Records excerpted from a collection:
▶
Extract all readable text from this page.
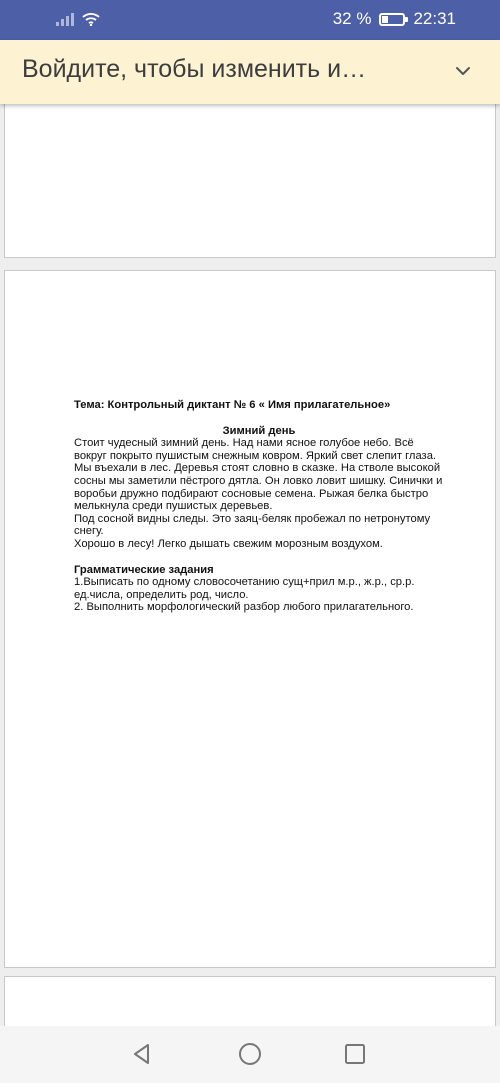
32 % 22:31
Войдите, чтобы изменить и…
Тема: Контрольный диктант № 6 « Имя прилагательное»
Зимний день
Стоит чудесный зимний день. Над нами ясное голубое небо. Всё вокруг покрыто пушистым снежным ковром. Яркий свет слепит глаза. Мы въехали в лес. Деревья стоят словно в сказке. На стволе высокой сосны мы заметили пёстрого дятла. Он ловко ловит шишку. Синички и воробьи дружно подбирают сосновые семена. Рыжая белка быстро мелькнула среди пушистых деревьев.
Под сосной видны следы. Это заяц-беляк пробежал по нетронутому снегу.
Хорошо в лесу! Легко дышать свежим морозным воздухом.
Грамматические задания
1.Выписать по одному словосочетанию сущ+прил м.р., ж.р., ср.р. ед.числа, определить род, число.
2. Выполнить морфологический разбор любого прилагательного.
◀
Problem to solve:
Write out the records above once more, word for word, with no pictures.

Exercise response:
Extract all readable text from this page.
32 % 22:31
Войдите, чтобы изменить и…
Тема: Контрольный диктант № 6 « Имя прилагательное»
Зимний день
Стоит чудесный зимний день. Над нами ясное голубое небо. Всё вокруг покрыто пушистым снежным ковром. Яркий свет слепит глаза. Мы въехали в лес. Деревья стоят словно в сказке. На стволе высокой сосны мы заметили пёстрого дятла. Он ловко ловит шишку. Синички и воробьи дружно подбирают сосновые семена. Рыжая белка быстро мелькнула среди пушистых деревьев.
Под сосной видны следы. Это заяц-беляк пробежал по нетронутому снегу.
Хорошо в лесу! Легко дышать свежим морозным воздухом.
Грамматические задания
1.Выписать по одному словосочетанию сущ+прил м.р., ж.р., ср.р. ед.числа, определить род, число.
2. Выполнить морфологический разбор любого прилагательного.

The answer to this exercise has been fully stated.